● **TASK DATA**
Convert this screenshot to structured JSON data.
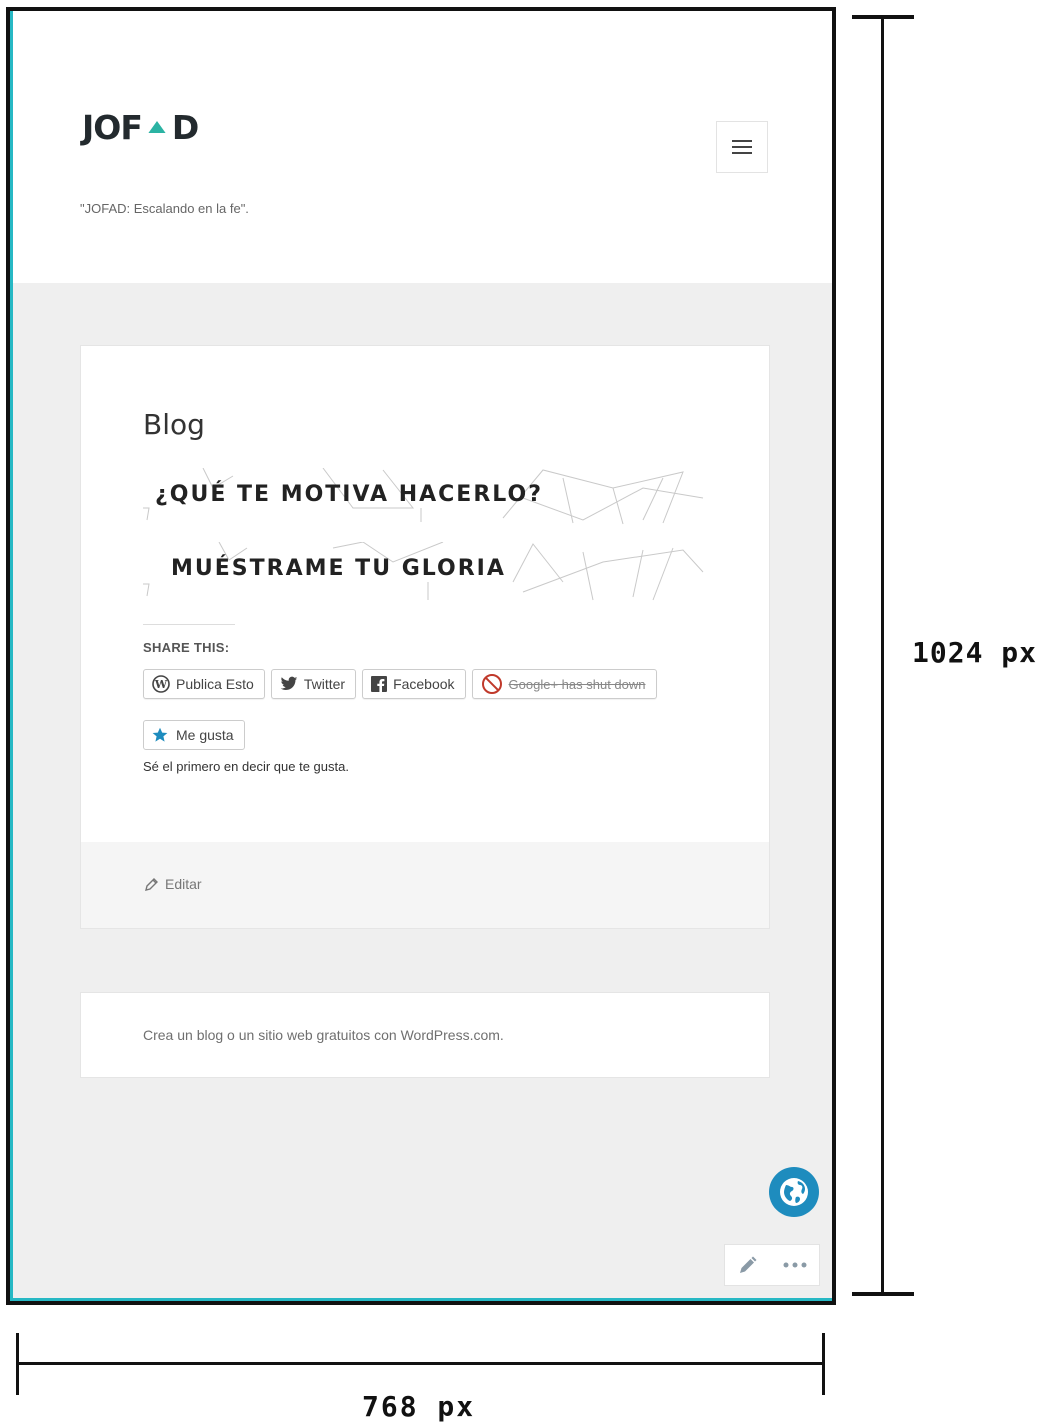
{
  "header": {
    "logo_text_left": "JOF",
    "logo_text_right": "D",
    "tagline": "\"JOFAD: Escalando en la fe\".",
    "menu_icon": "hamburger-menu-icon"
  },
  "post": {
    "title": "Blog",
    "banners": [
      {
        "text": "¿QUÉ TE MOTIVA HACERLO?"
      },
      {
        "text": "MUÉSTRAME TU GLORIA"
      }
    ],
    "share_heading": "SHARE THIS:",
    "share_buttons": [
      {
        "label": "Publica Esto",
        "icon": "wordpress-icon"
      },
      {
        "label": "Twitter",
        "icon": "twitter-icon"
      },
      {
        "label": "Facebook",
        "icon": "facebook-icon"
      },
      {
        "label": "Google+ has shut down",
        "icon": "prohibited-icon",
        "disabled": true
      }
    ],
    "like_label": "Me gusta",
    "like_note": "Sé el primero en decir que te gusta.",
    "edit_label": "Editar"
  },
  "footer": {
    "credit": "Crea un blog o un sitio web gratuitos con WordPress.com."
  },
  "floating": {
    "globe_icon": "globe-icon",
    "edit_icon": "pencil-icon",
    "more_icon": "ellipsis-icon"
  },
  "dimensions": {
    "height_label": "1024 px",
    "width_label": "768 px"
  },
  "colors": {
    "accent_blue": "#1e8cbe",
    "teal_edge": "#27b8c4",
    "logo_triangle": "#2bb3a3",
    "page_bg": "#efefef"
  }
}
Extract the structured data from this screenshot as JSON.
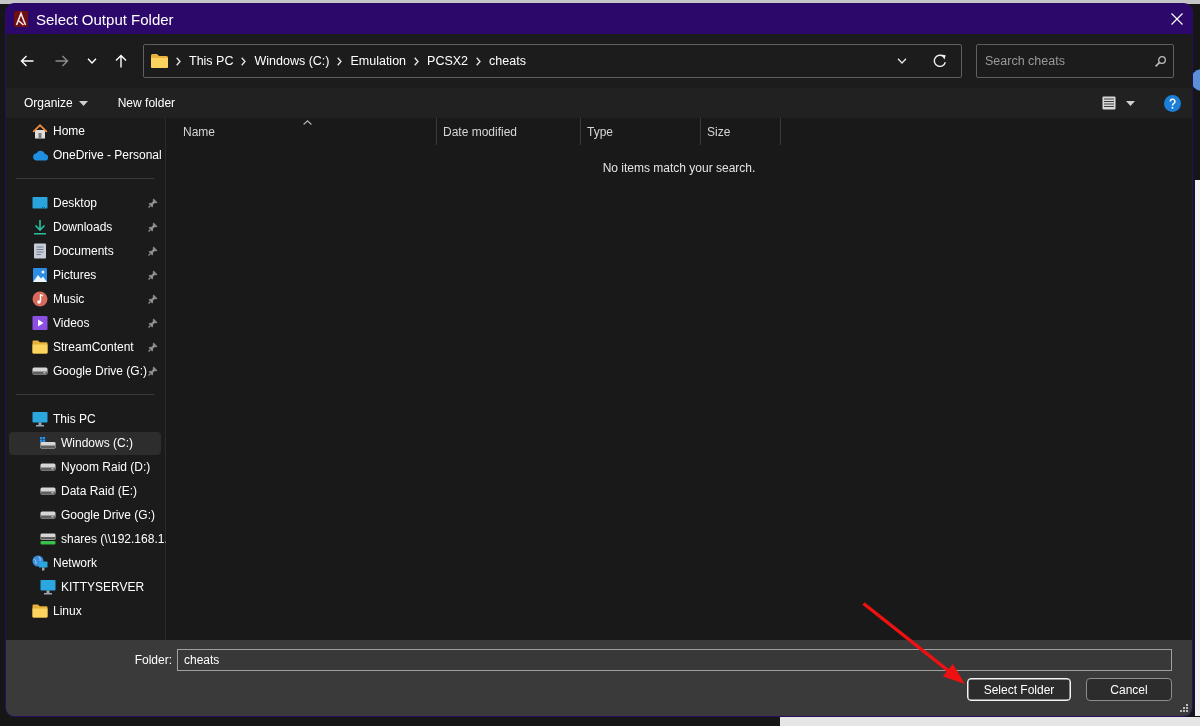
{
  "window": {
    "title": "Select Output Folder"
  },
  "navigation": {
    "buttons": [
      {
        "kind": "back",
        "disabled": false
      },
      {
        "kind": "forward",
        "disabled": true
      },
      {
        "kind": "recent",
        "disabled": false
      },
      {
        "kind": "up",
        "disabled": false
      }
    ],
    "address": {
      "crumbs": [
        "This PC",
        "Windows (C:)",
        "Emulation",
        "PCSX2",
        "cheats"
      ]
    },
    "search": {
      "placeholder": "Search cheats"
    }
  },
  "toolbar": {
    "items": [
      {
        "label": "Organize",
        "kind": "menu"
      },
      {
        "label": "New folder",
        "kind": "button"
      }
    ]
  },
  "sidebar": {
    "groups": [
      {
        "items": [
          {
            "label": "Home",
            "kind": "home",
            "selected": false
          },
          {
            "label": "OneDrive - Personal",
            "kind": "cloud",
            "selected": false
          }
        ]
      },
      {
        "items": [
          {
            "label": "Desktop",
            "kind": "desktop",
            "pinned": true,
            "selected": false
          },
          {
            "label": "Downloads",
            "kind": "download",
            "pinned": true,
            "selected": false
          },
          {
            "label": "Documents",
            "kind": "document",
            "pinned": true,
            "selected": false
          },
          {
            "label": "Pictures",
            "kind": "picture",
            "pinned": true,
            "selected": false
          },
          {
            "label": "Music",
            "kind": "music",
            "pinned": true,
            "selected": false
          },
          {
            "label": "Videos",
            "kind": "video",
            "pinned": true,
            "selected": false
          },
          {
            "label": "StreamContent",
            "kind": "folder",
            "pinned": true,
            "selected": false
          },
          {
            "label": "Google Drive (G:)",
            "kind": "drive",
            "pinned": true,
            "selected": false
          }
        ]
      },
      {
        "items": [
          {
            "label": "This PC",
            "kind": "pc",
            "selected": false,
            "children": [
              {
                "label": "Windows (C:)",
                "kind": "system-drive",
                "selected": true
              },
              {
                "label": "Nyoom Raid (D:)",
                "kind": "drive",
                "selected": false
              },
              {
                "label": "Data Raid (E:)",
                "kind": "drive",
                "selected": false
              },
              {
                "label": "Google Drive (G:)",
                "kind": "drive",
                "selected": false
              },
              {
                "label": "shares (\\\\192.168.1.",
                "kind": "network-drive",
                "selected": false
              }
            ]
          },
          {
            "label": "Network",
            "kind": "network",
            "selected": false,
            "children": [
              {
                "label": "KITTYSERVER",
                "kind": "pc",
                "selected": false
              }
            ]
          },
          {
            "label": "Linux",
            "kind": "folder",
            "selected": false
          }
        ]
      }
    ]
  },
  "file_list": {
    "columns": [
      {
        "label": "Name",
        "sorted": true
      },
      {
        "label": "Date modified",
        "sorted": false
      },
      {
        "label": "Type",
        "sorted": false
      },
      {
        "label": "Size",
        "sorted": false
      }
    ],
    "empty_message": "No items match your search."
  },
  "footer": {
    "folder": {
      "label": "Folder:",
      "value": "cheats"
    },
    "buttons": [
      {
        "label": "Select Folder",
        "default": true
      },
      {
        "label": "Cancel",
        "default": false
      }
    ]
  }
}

* * *

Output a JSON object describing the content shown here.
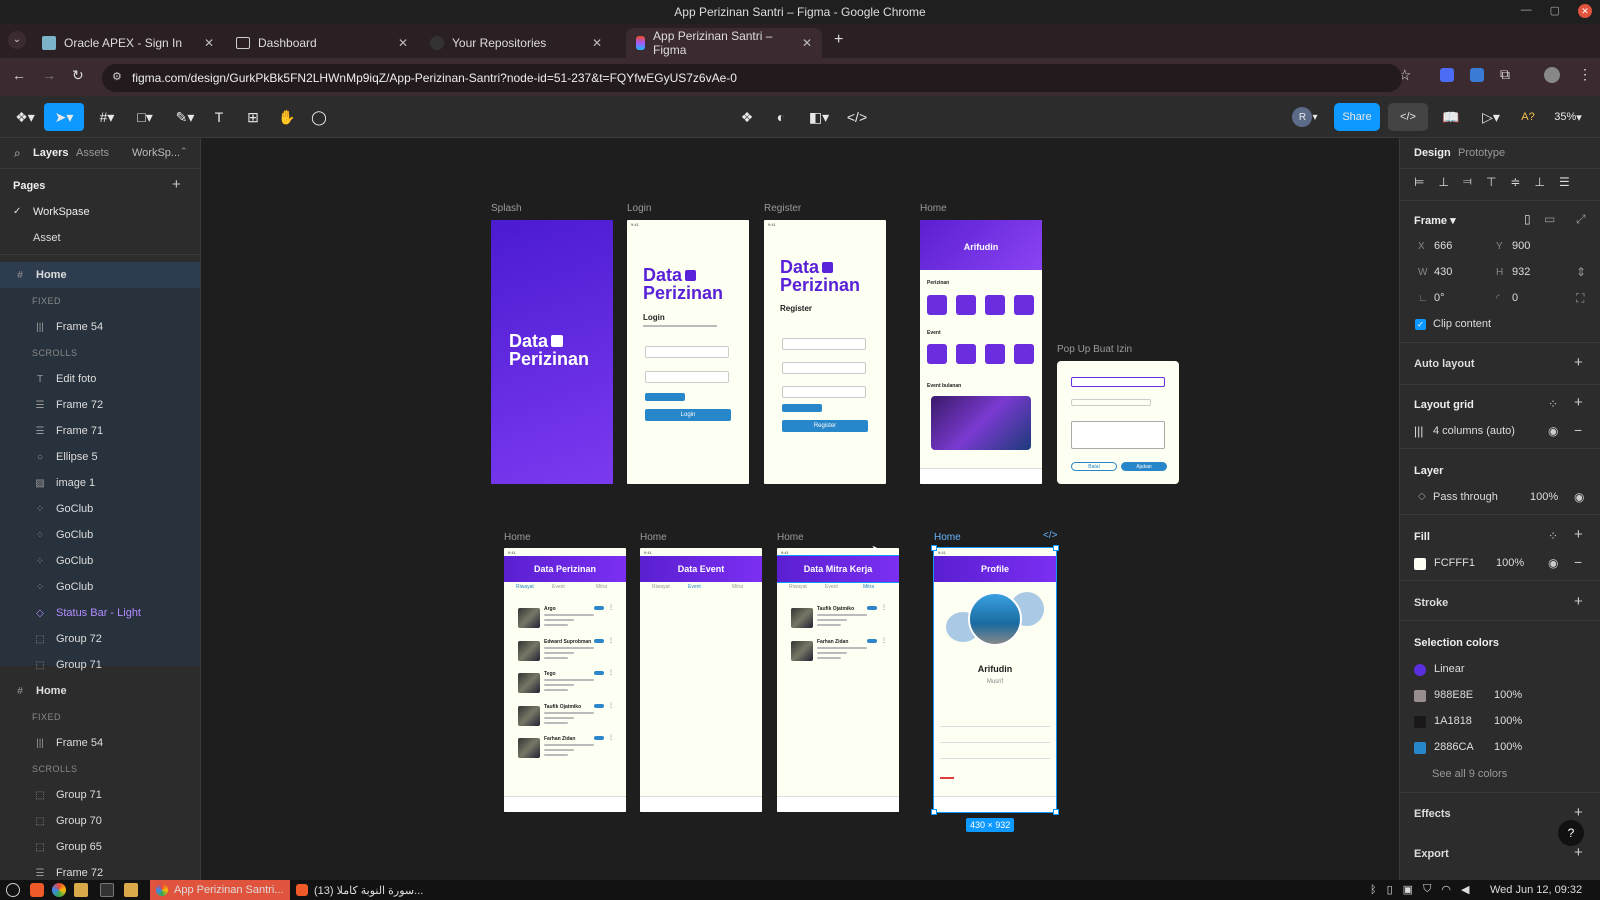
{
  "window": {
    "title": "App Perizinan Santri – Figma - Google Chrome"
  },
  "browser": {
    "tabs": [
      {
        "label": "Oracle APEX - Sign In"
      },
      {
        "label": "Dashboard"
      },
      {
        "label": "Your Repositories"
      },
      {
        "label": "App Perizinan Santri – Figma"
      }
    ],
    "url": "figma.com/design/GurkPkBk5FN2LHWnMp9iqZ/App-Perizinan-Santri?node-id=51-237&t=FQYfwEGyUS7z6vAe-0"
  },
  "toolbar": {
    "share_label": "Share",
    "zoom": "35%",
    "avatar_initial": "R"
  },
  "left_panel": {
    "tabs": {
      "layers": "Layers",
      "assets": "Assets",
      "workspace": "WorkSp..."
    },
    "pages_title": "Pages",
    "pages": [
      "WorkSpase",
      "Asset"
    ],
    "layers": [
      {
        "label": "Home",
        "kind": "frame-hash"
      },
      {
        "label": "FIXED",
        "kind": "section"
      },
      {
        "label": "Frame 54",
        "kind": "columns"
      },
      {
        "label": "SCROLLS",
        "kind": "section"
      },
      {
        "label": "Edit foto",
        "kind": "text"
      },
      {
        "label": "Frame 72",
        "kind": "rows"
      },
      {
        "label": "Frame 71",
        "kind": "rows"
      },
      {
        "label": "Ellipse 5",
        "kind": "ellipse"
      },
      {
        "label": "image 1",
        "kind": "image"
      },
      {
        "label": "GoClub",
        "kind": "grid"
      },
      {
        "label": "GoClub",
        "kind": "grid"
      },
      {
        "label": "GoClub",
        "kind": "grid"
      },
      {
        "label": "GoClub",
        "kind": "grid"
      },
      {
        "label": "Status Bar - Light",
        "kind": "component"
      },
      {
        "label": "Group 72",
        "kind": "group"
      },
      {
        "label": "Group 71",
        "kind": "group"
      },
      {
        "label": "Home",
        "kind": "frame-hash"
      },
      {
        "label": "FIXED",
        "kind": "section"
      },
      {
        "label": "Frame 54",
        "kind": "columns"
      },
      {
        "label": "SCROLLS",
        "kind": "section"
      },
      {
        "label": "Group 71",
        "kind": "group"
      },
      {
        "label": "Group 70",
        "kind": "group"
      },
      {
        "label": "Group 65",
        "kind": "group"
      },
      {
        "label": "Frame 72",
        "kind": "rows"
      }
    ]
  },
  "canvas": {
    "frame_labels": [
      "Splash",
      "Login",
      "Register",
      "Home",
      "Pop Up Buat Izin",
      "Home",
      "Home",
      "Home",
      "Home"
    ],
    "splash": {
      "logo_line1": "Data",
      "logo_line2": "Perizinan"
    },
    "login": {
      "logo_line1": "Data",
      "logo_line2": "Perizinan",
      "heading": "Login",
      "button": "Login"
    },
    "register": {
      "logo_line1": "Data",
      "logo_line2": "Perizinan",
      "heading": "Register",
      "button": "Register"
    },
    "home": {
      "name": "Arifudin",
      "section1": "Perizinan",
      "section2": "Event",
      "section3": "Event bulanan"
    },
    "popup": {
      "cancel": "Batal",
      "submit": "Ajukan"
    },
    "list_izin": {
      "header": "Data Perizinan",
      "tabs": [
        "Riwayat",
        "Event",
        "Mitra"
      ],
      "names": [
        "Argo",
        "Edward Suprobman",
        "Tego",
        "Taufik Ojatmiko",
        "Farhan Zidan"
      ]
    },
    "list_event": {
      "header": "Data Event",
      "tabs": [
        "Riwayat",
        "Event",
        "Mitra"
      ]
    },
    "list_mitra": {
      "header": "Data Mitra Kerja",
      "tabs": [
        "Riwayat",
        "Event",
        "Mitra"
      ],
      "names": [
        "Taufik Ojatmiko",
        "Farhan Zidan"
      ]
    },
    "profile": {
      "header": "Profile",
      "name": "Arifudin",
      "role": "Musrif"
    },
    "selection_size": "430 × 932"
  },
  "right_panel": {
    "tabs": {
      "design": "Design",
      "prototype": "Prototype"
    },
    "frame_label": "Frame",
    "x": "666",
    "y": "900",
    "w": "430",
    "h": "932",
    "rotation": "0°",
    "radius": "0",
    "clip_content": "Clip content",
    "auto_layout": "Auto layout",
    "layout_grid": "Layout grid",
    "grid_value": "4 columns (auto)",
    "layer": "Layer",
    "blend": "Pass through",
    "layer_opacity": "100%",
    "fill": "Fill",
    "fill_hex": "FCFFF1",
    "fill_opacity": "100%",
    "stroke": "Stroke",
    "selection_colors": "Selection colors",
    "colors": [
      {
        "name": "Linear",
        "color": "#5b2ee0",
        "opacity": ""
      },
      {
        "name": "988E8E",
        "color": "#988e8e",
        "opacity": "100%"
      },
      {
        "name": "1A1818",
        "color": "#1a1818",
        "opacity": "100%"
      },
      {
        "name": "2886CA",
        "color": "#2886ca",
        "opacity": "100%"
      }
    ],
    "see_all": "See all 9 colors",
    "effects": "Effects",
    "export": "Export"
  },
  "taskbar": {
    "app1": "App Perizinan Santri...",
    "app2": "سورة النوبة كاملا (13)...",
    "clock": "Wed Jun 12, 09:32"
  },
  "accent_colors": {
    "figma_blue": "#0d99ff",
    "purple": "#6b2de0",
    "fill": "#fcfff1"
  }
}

==

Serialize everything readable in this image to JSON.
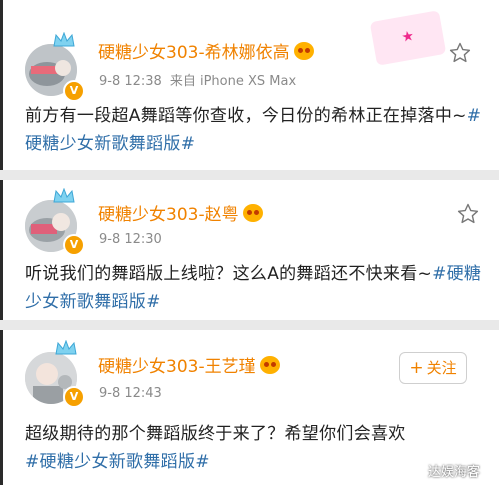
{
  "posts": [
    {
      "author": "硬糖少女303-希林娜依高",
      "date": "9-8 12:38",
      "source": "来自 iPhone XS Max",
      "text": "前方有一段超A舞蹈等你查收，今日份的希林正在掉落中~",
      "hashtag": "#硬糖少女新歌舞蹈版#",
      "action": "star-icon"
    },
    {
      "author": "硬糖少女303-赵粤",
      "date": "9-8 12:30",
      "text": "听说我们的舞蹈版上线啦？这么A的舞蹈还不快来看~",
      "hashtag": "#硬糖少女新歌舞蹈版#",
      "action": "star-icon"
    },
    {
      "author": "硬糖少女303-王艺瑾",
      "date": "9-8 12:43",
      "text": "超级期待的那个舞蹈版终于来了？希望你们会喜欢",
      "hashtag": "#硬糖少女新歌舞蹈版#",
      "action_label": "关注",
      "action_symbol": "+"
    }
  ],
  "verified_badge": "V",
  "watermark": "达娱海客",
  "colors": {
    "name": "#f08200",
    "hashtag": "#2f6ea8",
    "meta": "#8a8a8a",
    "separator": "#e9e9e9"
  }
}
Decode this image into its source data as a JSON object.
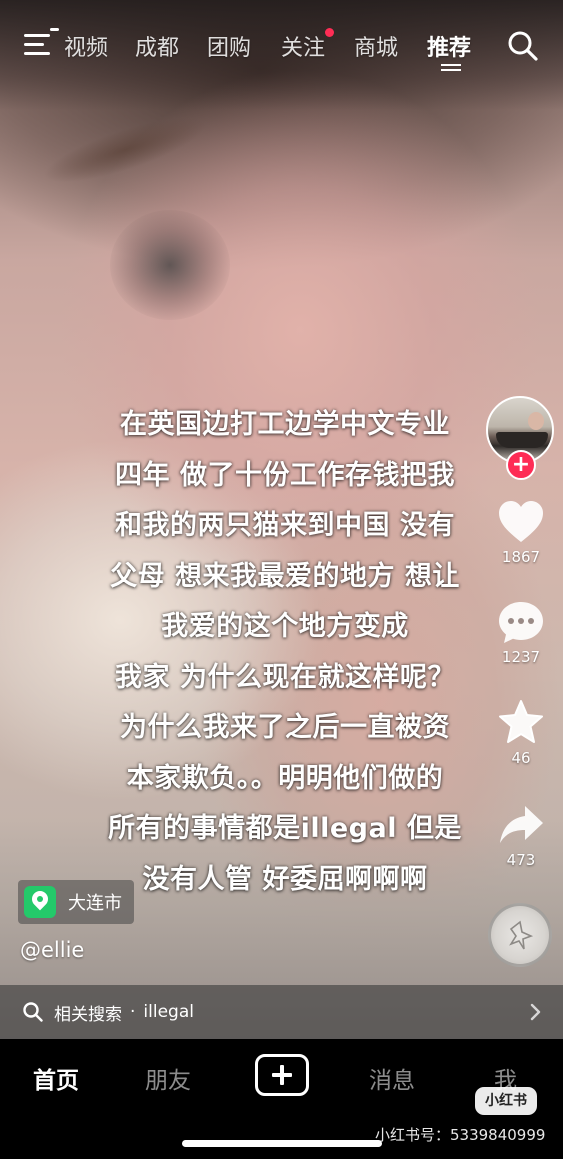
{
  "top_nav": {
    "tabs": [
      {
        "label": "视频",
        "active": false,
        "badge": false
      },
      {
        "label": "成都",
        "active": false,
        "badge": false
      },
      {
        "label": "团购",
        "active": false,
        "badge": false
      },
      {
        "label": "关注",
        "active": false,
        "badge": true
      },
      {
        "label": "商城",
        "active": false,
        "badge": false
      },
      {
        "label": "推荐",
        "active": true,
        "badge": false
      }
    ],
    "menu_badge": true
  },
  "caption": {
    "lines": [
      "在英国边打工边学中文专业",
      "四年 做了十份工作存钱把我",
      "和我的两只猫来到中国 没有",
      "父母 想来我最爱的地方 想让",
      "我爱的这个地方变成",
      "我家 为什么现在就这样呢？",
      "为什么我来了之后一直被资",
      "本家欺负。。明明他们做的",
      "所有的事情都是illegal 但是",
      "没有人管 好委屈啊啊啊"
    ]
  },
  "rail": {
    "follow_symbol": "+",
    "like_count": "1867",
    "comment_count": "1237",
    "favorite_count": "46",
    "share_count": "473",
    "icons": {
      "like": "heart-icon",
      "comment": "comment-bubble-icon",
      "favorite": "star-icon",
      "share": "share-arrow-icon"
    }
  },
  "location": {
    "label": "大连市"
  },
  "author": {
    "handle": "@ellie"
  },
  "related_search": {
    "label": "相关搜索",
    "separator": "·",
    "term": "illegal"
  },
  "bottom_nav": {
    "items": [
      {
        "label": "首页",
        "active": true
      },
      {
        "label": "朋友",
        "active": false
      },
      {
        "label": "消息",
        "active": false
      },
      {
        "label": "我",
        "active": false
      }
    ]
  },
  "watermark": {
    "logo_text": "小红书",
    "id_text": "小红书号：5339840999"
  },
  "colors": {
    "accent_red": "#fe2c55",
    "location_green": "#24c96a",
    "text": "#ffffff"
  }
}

● **WRITTEN INSTRUCTION**
The answer is a single number: how many lines include the word "Google"?

● **SOLUTION BELOW**
4